▼

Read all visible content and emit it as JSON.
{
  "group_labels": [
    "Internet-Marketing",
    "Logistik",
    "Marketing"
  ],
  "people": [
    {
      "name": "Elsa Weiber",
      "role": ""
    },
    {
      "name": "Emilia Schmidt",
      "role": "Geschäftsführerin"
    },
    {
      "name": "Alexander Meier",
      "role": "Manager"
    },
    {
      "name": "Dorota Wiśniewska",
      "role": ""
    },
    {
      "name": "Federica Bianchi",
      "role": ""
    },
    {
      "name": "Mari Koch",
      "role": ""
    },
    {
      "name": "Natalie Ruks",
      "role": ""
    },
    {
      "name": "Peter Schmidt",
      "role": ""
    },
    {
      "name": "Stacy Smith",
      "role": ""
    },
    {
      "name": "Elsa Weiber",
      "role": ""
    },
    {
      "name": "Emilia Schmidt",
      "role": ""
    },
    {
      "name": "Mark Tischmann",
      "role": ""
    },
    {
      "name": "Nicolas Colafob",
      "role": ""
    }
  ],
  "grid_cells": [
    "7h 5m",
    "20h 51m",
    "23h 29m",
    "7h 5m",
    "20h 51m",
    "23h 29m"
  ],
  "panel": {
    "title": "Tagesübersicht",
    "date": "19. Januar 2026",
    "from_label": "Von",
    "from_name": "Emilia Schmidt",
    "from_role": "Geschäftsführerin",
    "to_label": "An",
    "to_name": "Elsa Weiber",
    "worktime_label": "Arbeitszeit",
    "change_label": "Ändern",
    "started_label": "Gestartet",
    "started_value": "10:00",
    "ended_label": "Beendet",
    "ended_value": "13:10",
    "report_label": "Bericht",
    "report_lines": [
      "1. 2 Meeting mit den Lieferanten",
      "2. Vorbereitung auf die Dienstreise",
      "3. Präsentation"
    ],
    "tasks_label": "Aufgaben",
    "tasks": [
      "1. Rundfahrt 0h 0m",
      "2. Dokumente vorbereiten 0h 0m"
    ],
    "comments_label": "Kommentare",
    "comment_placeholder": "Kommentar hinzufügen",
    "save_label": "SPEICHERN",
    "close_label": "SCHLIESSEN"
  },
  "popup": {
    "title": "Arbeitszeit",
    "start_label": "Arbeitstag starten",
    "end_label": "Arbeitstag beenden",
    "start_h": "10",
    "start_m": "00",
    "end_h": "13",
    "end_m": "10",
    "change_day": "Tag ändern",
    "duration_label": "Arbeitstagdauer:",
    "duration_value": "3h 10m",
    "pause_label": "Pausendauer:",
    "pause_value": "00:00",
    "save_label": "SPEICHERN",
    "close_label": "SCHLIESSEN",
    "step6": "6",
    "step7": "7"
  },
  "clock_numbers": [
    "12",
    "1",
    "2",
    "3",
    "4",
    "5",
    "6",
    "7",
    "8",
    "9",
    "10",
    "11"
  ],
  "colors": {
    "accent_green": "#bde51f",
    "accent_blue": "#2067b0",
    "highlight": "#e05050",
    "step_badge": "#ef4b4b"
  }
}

▲

Transcribe each entry precisely, missing none.

Read all visible content and emit it as JSON.
{
  "group_labels": [
    "Internet-Marketing",
    "Logistik",
    "Marketing"
  ],
  "people": [
    {
      "name": "Elsa Weiber",
      "role": ""
    },
    {
      "name": "Emilia Schmidt",
      "role": "Geschäftsführerin"
    },
    {
      "name": "Alexander Meier",
      "role": "Manager"
    },
    {
      "name": "Dorota Wiśniewska",
      "role": ""
    },
    {
      "name": "Federica Bianchi",
      "role": ""
    },
    {
      "name": "Mari Koch",
      "role": ""
    },
    {
      "name": "Natalie Ruks",
      "role": ""
    },
    {
      "name": "Peter Schmidt",
      "role": ""
    },
    {
      "name": "Stacy Smith",
      "role": ""
    },
    {
      "name": "Elsa Weiber",
      "role": ""
    },
    {
      "name": "Emilia Schmidt",
      "role": ""
    },
    {
      "name": "Mark Tischmann",
      "role": ""
    },
    {
      "name": "Nicolas Colafob",
      "role": ""
    }
  ],
  "grid_cells": [
    "7h 5m",
    "20h 51m",
    "23h 29m",
    "7h 5m",
    "20h 51m",
    "23h 29m"
  ],
  "panel": {
    "title": "Tagesübersicht",
    "date": "19. Januar 2026",
    "from_label": "Von",
    "from_name": "Emilia Schmidt",
    "from_role": "Geschäftsführerin",
    "to_label": "An",
    "to_name": "Elsa Weiber",
    "worktime_label": "Arbeitszeit",
    "change_label": "Ändern",
    "started_label": "Gestartet",
    "started_value": "10:00",
    "ended_label": "Beendet",
    "ended_value": "13:10",
    "report_label": "Bericht",
    "report_lines": [
      "1. 2 Meeting mit den Lieferanten",
      "2. Vorbereitung auf die Dienstreise",
      "3. Präsentation"
    ],
    "tasks_label": "Aufgaben",
    "tasks": [
      "1. Rundfahrt 0h 0m",
      "2. Dokumente vorbereiten 0h 0m"
    ],
    "comments_label": "Kommentare",
    "comment_placeholder": "Kommentar hinzufügen",
    "save_label": "SPEICHERN",
    "close_label": "SCHLIESSEN"
  },
  "popup": {
    "title": "Arbeitszeit",
    "start_label": "Arbeitstag starten",
    "end_label": "Arbeitstag beenden",
    "start_h": "10",
    "start_m": "00",
    "end_h": "13",
    "end_m": "10",
    "change_day": "Tag ändern",
    "duration_label": "Arbeitstagdauer:",
    "duration_value": "3h 10m",
    "pause_label": "Pausendauer:",
    "pause_value": "00:00",
    "save_label": "SPEICHERN",
    "close_label": "SCHLIESSEN",
    "step6": "6",
    "step7": "7"
  },
  "clock_numbers": [
    "12",
    "1",
    "2",
    "3",
    "4",
    "5",
    "6",
    "7",
    "8",
    "9",
    "10",
    "11"
  ],
  "colors": {
    "accent_green": "#bde51f",
    "accent_blue": "#2067b0",
    "highlight": "#e05050",
    "step_badge": "#ef4b4b"
  }
}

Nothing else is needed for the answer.